__PROBLEM STATEMENT__. Every entry that follows should be repeated exactly; drop the images.

__TASK INPUT__.
※ ※ ※

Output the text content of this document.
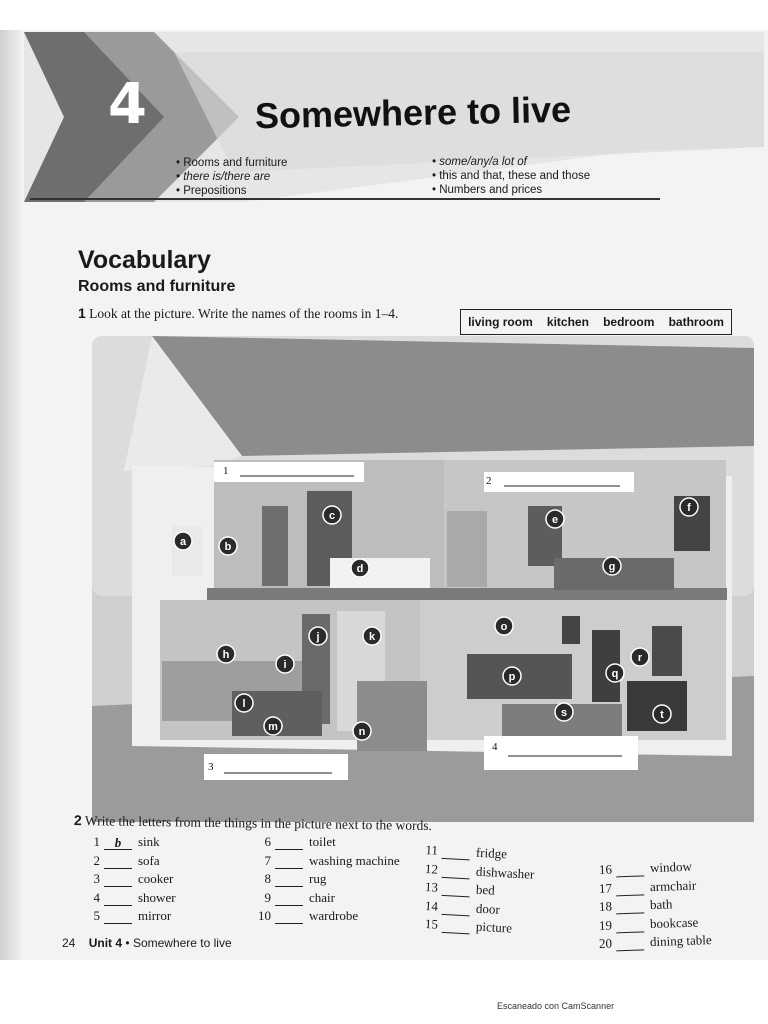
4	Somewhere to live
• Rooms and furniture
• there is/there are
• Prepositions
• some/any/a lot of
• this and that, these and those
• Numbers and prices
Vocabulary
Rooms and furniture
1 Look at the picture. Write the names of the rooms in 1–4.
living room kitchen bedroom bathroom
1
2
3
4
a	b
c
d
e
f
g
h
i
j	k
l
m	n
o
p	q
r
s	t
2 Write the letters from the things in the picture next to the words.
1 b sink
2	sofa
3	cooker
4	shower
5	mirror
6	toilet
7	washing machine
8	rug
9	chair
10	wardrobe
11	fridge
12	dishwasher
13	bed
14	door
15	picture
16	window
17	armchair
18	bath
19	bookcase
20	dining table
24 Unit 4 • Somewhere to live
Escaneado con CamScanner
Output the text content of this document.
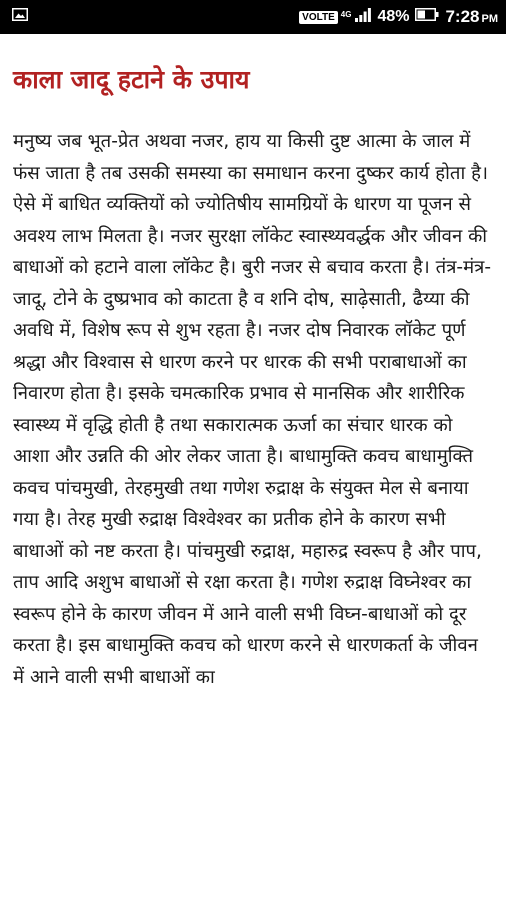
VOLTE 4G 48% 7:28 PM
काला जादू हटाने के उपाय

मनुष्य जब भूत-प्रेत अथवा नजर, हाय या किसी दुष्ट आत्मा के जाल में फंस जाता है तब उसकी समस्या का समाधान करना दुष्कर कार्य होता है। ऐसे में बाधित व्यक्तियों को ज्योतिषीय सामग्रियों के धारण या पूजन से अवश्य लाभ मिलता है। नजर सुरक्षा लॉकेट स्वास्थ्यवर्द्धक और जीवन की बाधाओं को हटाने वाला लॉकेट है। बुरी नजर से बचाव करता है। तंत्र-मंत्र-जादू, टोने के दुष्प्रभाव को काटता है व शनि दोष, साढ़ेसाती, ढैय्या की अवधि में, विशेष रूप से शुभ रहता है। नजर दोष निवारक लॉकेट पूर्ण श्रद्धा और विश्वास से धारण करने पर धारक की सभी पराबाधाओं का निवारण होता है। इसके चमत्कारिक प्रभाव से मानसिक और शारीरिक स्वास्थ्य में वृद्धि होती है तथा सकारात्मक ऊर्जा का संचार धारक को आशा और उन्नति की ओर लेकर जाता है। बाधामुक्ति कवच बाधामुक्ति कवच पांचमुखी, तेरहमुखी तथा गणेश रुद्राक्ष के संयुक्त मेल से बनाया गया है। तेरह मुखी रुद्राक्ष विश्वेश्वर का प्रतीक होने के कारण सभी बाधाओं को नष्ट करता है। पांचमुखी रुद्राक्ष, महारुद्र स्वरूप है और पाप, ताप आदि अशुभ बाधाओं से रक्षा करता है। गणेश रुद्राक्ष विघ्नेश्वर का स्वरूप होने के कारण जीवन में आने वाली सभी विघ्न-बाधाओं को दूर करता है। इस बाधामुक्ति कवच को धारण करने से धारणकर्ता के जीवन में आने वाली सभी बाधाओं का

※ ※ ※

__EXERCISE RESULT__.
Output the text content of this document.
4	Somewhere to live
• Rooms and furniture
• there is/there are
• Prepositions
• some/any/a lot of
• this and that, these and those
• Numbers and prices
Vocabulary
Rooms and furniture
1 Look at the picture. Write the names of the rooms in 1–4.
living room kitchen bedroom bathroom
1
2
3
4
a	b
c
d
e
f
g
h
i
j	k
l
m	n
o
p	q
r
s	t
2 Write the letters from the things in the picture next to the words.
1 b sink
2	sofa
3	cooker
4	shower
5	mirror
6	toilet
7	washing machine
8	rug
9	chair
10	wardrobe
11	fridge
12	dishwasher
13	bed
14	door
15	picture
16	window
17	armchair
18	bath
19	bookcase
20	dining table
24 Unit 4 • Somewhere to live
Escaneado con CamScanner
Output the text content of this document.
VOLTE 4G 48% 7:28 PM
काला जादू हटाने के उपाय

मनुष्य जब भूत-प्रेत अथवा नजर, हाय या किसी दुष्ट आत्मा के जाल में फंस जाता है तब उसकी समस्या का समाधान करना दुष्कर कार्य होता है। ऐसे में बाधित व्यक्तियों को ज्योतिषीय सामग्रियों के धारण या पूजन से अवश्य लाभ मिलता है। नजर सुरक्षा लॉकेट स्वास्थ्यवर्द्धक और जीवन की बाधाओं को हटाने वाला लॉकेट है। बुरी नजर से बचाव करता है। तंत्र-मंत्र-जादू, टोने के दुष्प्रभाव को काटता है व शनि दोष, साढ़ेसाती, ढैय्या की अवधि में, विशेष रूप से शुभ रहता है। नजर दोष निवारक लॉकेट पूर्ण श्रद्धा और विश्वास से धारण करने पर धारक की सभी पराबाधाओं का निवारण होता है। इसके चमत्कारिक प्रभाव से मानसिक और शारीरिक स्वास्थ्य में वृद्धि होती है तथा सकारात्मक ऊर्जा का संचार धारक को आशा और उन्नति की ओर लेकर जाता है। बाधामुक्ति कवच बाधामुक्ति कवच पांचमुखी, तेरहमुखी तथा गणेश रुद्राक्ष के संयुक्त मेल से बनाया गया है। तेरह मुखी रुद्राक्ष विश्वेश्वर का प्रतीक होने के कारण सभी बाधाओं को नष्ट करता है। पांचमुखी रुद्राक्ष, महारुद्र स्वरूप है और पाप, ताप आदि अशुभ बाधाओं से रक्षा करता है। गणेश रुद्राक्ष विघ्नेश्वर का स्वरूप होने के कारण जीवन में आने वाली सभी विघ्न-बाधाओं को दूर करता है। इस बाधामुक्ति कवच को धारण करने से धारणकर्ता के जीवन में आने वाली सभी बाधाओं का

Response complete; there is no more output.